Objective — Read the records and gather each line that includes "Panduan".

Data shown —
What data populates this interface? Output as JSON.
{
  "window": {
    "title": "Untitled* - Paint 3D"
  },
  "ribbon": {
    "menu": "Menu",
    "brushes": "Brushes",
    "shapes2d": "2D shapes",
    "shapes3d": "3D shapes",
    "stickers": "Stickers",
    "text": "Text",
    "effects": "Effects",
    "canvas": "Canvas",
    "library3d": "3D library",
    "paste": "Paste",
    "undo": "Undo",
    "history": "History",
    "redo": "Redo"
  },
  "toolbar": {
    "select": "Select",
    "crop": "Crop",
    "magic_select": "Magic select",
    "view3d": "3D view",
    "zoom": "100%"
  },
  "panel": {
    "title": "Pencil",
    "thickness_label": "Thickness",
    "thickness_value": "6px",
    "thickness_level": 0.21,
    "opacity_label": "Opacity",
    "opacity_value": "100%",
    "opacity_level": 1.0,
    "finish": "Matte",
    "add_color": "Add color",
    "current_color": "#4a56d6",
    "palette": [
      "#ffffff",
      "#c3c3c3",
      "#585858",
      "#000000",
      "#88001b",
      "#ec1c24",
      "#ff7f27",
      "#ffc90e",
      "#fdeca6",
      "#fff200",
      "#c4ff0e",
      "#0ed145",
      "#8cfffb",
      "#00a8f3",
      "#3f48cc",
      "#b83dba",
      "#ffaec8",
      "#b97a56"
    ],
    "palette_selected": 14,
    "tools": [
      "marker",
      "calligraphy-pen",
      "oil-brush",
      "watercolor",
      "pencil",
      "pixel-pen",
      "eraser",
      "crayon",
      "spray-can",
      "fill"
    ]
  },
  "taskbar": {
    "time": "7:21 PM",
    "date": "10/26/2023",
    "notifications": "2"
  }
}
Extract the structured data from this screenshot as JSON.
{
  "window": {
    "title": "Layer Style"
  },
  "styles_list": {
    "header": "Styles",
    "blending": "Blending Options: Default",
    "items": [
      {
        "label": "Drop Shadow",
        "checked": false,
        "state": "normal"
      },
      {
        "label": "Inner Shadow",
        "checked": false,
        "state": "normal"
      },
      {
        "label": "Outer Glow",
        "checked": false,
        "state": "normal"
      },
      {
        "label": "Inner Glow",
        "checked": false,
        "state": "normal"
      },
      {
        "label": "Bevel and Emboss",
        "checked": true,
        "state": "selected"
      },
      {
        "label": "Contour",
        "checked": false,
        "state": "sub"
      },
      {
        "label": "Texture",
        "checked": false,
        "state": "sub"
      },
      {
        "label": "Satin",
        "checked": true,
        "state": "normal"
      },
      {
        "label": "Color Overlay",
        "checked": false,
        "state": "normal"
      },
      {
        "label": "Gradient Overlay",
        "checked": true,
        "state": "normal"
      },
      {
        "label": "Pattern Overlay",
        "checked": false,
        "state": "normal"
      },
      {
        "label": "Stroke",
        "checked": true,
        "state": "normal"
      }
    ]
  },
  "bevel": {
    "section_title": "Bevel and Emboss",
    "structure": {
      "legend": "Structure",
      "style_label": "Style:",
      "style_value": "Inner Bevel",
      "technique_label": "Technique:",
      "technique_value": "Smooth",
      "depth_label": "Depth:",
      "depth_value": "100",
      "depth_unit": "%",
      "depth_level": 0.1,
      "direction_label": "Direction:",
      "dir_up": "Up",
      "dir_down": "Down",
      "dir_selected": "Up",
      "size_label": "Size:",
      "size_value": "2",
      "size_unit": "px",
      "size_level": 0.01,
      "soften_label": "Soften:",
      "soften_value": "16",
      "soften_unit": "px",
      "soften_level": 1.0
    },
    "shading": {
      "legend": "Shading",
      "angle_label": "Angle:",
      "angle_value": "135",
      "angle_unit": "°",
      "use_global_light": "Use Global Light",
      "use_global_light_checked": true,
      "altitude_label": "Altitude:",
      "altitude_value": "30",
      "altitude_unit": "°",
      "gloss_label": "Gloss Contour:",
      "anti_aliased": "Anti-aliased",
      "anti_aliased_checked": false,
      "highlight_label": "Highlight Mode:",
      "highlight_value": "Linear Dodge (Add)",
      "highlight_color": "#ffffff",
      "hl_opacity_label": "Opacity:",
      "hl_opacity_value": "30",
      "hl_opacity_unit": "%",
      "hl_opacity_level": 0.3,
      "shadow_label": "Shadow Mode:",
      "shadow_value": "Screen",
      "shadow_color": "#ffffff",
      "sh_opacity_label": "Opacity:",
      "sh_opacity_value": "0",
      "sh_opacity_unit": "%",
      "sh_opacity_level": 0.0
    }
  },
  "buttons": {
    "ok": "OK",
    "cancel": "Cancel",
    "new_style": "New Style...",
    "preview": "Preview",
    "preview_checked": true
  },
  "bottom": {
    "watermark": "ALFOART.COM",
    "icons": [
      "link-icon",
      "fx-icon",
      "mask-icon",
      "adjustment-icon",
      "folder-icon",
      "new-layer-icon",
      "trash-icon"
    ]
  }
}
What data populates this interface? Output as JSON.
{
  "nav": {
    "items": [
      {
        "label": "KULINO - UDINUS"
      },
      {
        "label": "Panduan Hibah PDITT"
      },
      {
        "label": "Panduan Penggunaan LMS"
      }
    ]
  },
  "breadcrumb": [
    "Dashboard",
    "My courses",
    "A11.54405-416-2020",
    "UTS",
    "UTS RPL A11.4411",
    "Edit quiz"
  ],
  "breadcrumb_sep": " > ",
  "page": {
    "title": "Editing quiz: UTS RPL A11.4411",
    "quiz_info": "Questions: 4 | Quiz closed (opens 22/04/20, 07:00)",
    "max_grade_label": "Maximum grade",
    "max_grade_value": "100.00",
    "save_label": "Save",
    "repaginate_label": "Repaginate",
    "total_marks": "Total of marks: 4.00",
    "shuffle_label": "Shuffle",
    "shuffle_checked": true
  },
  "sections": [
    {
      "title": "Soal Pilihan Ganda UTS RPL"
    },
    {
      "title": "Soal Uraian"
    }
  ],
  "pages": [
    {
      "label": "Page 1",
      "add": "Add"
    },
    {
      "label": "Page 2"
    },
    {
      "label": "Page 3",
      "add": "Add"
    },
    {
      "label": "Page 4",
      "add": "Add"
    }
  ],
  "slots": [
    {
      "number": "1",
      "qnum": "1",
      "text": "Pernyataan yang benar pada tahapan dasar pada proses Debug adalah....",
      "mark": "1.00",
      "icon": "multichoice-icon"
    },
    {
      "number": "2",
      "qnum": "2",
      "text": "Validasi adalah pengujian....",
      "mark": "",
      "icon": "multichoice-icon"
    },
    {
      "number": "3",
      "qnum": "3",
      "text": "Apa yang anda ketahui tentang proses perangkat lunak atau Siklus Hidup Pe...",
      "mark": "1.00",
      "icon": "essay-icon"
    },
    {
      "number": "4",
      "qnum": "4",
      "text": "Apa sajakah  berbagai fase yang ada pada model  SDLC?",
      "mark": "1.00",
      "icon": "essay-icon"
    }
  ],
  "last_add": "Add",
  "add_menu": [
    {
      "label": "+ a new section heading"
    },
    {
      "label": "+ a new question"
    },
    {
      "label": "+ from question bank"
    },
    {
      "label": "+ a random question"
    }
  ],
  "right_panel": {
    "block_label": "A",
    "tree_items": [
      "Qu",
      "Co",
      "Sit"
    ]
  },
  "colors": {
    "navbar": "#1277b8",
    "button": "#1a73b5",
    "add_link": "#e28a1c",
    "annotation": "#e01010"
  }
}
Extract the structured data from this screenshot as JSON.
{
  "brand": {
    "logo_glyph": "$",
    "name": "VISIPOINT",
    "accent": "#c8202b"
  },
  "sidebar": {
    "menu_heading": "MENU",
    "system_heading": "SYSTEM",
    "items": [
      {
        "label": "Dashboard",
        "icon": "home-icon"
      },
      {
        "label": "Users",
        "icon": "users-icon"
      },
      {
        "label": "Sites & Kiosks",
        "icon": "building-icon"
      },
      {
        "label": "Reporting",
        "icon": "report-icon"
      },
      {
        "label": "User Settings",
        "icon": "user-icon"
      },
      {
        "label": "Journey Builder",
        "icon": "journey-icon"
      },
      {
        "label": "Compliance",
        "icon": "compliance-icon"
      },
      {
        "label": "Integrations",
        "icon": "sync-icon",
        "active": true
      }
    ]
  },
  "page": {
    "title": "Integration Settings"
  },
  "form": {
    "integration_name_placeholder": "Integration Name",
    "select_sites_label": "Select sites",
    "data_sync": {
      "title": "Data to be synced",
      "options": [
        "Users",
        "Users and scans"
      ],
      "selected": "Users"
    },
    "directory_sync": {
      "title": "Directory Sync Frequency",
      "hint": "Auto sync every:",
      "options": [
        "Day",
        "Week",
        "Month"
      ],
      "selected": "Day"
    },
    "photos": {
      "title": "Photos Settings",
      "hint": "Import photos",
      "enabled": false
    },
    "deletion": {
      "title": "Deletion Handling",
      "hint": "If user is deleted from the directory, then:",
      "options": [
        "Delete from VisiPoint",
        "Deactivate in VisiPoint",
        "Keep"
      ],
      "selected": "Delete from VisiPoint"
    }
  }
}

The answer —
        "label": "Panduan Hibah PDITT"
        "label": "Panduan Penggunaan LMS"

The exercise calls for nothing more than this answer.